* START *

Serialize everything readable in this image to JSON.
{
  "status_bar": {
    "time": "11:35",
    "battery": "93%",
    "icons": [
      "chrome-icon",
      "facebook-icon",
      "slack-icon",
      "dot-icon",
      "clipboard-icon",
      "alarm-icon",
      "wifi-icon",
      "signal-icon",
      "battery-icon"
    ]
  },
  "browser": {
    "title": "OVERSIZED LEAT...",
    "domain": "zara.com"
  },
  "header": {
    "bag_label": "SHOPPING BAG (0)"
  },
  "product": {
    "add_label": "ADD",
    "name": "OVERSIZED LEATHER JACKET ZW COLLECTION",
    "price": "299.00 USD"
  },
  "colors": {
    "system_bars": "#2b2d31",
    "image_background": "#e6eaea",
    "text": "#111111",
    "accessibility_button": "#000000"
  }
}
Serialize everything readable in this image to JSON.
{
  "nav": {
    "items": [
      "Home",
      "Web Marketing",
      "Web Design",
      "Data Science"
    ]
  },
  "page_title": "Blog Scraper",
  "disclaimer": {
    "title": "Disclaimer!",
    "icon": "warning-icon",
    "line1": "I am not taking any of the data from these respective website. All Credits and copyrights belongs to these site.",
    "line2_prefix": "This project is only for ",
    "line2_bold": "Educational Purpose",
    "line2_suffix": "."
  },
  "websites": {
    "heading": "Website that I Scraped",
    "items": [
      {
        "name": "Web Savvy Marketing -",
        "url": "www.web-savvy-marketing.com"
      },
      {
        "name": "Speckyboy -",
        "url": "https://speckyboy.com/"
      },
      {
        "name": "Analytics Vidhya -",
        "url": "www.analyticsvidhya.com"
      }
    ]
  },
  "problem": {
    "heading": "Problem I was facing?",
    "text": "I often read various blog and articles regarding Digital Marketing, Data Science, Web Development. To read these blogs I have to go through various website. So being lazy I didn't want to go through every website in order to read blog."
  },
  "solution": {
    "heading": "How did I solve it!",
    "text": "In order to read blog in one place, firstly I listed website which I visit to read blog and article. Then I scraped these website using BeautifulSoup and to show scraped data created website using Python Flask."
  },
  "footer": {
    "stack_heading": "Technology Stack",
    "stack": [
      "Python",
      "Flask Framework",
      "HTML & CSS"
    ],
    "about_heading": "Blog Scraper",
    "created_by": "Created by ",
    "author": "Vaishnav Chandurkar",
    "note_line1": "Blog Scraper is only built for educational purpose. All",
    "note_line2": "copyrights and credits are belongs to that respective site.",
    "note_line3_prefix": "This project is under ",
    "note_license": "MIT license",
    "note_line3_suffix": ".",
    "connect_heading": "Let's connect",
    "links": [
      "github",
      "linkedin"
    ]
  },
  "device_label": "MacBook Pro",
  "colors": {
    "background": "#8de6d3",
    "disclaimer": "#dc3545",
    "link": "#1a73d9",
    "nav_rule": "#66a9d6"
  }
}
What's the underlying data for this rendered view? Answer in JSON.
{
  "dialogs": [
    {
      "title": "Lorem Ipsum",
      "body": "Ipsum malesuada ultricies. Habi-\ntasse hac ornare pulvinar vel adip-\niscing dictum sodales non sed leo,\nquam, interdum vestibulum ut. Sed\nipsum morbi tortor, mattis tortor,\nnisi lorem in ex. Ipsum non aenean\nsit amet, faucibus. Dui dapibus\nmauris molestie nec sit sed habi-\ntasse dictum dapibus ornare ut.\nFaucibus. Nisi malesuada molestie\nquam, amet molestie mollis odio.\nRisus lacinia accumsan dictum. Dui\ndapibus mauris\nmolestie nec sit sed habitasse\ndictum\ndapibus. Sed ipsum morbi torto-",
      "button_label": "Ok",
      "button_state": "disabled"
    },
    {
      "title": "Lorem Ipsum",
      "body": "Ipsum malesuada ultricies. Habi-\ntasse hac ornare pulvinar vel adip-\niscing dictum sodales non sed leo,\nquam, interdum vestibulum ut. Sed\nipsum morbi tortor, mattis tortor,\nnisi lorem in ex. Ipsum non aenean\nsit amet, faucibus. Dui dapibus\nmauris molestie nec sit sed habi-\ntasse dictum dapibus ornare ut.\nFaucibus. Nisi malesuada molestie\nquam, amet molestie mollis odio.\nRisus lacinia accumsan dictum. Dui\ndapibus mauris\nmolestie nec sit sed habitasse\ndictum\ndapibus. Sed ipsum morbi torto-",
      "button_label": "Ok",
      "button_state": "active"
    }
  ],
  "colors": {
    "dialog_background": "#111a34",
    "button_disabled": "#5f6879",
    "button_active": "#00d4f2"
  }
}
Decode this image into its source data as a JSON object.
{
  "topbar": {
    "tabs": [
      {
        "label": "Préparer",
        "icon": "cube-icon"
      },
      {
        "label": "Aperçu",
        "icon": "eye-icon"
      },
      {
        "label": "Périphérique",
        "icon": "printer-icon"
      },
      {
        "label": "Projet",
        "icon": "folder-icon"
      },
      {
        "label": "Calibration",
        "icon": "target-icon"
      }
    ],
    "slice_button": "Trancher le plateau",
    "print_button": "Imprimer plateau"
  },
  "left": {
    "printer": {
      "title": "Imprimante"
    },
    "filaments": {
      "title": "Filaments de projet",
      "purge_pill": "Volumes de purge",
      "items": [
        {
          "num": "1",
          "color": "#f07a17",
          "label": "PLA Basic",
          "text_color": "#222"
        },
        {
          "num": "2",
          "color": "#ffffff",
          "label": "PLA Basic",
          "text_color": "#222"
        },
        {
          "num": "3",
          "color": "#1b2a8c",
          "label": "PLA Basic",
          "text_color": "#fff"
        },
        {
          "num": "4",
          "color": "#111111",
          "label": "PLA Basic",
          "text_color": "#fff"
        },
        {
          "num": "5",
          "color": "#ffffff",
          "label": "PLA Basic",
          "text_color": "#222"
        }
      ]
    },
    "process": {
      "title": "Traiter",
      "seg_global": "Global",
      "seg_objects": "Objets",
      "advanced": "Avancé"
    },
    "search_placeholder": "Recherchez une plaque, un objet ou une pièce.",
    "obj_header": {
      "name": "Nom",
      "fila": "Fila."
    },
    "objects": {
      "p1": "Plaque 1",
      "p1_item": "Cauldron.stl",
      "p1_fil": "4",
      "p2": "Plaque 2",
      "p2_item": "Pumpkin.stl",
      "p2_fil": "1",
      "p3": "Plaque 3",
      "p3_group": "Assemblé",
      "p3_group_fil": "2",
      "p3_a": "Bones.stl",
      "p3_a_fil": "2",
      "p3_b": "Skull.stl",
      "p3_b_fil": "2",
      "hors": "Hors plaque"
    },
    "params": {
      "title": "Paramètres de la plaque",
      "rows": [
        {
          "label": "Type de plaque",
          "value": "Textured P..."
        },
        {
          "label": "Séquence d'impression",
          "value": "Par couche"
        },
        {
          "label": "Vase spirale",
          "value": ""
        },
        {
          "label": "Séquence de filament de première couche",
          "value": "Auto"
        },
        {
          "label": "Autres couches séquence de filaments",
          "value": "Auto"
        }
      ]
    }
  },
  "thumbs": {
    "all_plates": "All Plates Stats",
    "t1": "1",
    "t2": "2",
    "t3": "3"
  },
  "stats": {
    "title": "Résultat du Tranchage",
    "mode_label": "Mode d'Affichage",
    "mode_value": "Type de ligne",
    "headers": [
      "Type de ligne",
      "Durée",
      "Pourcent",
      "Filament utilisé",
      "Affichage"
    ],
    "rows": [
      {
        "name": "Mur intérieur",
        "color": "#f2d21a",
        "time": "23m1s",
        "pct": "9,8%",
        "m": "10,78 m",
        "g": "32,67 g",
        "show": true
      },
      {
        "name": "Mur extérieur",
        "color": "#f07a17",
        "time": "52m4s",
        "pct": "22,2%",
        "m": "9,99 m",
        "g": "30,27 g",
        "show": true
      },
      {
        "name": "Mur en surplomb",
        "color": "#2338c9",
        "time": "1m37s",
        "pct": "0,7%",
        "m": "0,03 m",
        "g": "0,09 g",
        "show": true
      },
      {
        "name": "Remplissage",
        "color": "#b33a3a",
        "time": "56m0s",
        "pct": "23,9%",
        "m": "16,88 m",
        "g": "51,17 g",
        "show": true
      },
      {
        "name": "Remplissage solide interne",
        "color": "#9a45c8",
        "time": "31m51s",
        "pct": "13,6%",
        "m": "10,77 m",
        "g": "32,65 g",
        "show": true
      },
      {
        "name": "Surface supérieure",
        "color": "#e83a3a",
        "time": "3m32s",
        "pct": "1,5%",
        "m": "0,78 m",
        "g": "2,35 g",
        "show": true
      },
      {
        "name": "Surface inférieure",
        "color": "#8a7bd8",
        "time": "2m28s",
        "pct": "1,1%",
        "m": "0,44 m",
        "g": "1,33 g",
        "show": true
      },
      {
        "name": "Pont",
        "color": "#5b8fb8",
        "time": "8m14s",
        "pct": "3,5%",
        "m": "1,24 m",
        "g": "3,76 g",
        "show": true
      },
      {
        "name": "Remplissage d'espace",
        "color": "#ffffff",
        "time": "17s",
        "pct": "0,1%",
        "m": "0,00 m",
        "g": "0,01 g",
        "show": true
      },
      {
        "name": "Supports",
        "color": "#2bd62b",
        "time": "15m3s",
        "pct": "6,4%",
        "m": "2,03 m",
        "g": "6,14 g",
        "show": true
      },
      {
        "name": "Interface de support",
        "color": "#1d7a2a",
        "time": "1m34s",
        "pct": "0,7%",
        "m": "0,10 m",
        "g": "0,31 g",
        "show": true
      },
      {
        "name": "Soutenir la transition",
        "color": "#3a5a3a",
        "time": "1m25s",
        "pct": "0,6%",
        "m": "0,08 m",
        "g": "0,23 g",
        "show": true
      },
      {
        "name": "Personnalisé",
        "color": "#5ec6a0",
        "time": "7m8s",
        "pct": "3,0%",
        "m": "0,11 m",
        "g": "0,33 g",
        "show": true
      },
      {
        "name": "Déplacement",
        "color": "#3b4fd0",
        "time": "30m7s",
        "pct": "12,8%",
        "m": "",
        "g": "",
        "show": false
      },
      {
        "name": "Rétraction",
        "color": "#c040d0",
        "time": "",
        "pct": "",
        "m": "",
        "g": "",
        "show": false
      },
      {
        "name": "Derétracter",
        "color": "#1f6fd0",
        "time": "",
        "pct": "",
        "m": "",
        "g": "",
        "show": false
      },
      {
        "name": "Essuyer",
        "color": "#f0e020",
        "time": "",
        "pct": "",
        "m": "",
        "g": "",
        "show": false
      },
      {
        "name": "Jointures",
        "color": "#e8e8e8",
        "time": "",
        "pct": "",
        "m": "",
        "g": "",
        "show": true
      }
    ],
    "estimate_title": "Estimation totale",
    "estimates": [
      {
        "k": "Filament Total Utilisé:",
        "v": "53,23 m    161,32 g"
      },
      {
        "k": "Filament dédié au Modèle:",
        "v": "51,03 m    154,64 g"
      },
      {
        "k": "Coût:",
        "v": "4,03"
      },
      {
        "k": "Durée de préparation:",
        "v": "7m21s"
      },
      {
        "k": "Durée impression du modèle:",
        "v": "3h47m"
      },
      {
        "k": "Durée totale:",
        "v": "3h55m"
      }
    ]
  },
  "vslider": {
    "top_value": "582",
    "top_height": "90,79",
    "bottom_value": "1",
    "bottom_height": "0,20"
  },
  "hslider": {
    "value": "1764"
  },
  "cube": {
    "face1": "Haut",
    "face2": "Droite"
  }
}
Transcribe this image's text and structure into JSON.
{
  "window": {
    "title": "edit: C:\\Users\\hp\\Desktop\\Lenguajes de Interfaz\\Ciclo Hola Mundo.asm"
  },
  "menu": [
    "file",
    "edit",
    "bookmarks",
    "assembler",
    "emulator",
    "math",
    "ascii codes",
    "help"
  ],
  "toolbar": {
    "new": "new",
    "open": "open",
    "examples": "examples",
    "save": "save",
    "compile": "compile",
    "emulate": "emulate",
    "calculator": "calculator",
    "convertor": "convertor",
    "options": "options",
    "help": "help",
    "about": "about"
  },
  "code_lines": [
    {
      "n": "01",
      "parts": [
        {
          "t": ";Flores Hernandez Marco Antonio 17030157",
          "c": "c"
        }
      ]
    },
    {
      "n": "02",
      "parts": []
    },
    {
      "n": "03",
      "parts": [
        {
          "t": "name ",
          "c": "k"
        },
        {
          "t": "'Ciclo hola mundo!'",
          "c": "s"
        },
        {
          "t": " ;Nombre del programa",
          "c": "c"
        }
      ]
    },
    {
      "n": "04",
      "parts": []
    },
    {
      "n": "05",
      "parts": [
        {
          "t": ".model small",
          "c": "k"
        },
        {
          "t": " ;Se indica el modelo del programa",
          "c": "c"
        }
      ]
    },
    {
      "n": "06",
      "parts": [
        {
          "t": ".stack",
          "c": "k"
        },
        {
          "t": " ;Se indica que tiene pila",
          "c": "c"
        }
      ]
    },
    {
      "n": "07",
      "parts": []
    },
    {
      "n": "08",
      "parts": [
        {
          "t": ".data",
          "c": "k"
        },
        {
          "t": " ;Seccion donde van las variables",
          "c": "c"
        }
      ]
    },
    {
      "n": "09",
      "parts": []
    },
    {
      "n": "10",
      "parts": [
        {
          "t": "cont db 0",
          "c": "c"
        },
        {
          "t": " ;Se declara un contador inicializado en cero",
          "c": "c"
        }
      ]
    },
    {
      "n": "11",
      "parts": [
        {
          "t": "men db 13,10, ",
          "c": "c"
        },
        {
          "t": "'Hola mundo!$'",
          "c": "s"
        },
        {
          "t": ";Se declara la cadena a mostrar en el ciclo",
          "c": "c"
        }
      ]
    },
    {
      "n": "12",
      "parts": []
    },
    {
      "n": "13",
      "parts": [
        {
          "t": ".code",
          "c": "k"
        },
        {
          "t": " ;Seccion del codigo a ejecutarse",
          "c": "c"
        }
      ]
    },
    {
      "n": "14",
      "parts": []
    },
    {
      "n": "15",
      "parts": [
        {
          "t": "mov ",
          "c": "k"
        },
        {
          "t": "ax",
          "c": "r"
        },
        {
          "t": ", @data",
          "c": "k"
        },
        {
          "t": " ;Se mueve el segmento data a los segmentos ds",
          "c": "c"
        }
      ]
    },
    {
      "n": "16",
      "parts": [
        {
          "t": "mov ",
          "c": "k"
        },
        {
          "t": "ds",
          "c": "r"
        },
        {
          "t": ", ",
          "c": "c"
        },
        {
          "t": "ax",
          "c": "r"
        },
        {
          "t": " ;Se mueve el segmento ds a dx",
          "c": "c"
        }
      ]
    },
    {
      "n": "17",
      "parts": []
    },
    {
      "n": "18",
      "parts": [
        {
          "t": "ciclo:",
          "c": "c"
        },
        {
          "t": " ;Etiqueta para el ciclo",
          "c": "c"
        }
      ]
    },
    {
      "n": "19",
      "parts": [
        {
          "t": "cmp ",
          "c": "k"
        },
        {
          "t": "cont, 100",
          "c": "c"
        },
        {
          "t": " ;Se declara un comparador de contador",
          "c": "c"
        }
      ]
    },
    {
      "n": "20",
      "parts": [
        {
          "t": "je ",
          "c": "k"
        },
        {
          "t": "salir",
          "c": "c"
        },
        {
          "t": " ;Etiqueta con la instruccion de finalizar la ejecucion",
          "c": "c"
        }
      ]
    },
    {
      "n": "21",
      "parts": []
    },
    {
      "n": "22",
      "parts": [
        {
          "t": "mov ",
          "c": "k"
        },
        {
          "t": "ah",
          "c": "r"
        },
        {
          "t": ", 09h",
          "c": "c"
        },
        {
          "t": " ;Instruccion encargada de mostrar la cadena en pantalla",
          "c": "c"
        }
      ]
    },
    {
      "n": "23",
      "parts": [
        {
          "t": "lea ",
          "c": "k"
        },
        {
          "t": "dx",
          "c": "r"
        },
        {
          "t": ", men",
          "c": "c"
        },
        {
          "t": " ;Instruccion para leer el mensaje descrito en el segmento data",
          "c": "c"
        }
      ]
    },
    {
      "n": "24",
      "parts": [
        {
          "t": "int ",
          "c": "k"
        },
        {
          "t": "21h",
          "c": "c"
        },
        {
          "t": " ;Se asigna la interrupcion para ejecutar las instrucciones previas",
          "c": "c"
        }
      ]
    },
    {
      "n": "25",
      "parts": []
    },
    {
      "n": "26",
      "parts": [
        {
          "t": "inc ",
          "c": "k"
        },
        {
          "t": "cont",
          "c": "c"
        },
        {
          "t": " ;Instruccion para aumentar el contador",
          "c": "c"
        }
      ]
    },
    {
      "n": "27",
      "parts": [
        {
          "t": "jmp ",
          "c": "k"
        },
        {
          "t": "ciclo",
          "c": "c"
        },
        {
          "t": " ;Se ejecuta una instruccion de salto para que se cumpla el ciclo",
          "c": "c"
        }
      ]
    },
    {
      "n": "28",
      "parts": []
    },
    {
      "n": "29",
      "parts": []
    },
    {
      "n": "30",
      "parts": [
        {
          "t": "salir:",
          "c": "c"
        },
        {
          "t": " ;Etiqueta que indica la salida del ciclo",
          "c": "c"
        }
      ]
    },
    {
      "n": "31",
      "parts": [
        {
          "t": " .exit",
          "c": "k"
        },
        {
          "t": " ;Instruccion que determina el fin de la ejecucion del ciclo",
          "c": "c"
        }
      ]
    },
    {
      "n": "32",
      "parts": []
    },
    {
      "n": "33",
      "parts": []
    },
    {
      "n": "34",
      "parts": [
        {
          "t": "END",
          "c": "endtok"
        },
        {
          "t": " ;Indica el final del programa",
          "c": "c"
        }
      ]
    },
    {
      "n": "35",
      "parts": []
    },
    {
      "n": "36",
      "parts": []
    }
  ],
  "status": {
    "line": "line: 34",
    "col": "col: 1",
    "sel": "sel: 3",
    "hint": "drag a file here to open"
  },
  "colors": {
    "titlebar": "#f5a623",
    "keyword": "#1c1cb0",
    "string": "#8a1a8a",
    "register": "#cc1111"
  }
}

* END *

Copy every line of the listing where the word "respective" appears.

# Response to this task:
    "line1": "I am not taking any of the data from these respective website. All Credits and copyrights belongs to these site.",
    "note_line2": "copyrights and credits are belongs to that respective site.",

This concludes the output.